Please reproduce every record, keeping each one exactly as written.

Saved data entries
──────

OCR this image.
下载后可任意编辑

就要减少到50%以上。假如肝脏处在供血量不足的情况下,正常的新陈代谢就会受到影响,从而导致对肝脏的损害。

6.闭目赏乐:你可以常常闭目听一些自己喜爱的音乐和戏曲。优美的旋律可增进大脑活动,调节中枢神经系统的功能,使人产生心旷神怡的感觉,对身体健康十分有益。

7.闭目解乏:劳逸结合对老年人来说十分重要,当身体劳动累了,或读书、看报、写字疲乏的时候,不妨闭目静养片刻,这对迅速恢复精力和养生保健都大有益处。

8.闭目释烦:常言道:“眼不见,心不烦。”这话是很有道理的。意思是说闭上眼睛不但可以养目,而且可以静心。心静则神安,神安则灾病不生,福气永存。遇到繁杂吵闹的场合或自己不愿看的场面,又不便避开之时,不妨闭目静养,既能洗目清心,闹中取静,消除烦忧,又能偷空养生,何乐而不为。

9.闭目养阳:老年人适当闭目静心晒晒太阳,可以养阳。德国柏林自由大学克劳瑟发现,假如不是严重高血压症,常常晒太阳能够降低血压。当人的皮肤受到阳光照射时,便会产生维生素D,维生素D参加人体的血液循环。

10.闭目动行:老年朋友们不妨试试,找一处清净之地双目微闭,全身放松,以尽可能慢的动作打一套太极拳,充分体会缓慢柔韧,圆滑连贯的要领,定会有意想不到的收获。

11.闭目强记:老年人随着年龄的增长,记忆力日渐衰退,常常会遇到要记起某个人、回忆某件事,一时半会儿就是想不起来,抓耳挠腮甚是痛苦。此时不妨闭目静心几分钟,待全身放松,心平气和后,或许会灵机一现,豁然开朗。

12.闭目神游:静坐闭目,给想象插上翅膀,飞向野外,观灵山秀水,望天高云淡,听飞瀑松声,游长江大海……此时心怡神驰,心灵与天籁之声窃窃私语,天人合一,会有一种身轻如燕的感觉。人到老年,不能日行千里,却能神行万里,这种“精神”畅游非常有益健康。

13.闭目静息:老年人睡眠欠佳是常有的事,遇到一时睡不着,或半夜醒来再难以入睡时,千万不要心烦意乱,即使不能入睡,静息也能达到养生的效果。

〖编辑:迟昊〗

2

──────

ANSWER FOR THE TASK:
OCR this image.
下载后可任意编辑

就要减少到50%以上。假如肝脏处在供血量不足的情况下,正常的新陈代谢就会受到影响,从而导致对肝脏的损害。

6.闭目赏乐:你可以常常闭目听一些自己喜爱的音乐和戏曲。优美的旋律可增进大脑活动,调节中枢神经系统的功能,使人产生心旷神怡的感觉,对身体健康十分有益。

7.闭目解乏:劳逸结合对老年人来说十分重要,当身体劳动累了,或读书、看报、写字疲乏的时候,不妨闭目静养片刻,这对迅速恢复精力和养生保健都大有益处。

8.闭目释烦:常言道:“眼不见,心不烦。”这话是很有道理的。意思是说闭上眼睛不但可以养目,而且可以静心。心静则神安,神安则灾病不生,福气永存。遇到繁杂吵闹的场合或自己不愿看的场面,又不便避开之时,不妨闭目静养,既能洗目清心,闹中取静,消除烦忧,又能偷空养生,何乐而不为。

9.闭目养阳:老年人适当闭目静心晒晒太阳,可以养阳。德国柏林自由大学克劳瑟发现,假如不是严重高血压症,常常晒太阳能够降低血压。当人的皮肤受到阳光照射时,便会产生维生素D,维生素D参加人体的血液循环。

10.闭目动行:老年朋友们不妨试试,找一处清净之地双目微闭,全身放松,以尽可能慢的动作打一套太极拳,充分体会缓慢柔韧,圆滑连贯的要领,定会有意想不到的收获。

11.闭目强记:老年人随着年龄的增长,记忆力日渐衰退,常常会遇到要记起某个人、回忆某件事,一时半会儿就是想不起来,抓耳挠腮甚是痛苦。此时不妨闭目静心几分钟,待全身放松,心平气和后,或许会灵机一现,豁然开朗。

12.闭目神游:静坐闭目,给想象插上翅膀,飞向野外,观灵山秀水,望天高云淡,听飞瀑松声,游长江大海……此时心怡神驰,心灵与天籁之声窃窃私语,天人合一,会有一种身轻如燕的感觉。人到老年,不能日行千里,却能神行万里,这种“精神”畅游非常有益健康。

13.闭目静息:老年人睡眠欠佳是常有的事,遇到一时睡不着,或半夜醒来再难以入睡时,千万不要心烦意乱,即使不能入睡,静息也能达到养生的效果。

〖编辑:迟昊〗

2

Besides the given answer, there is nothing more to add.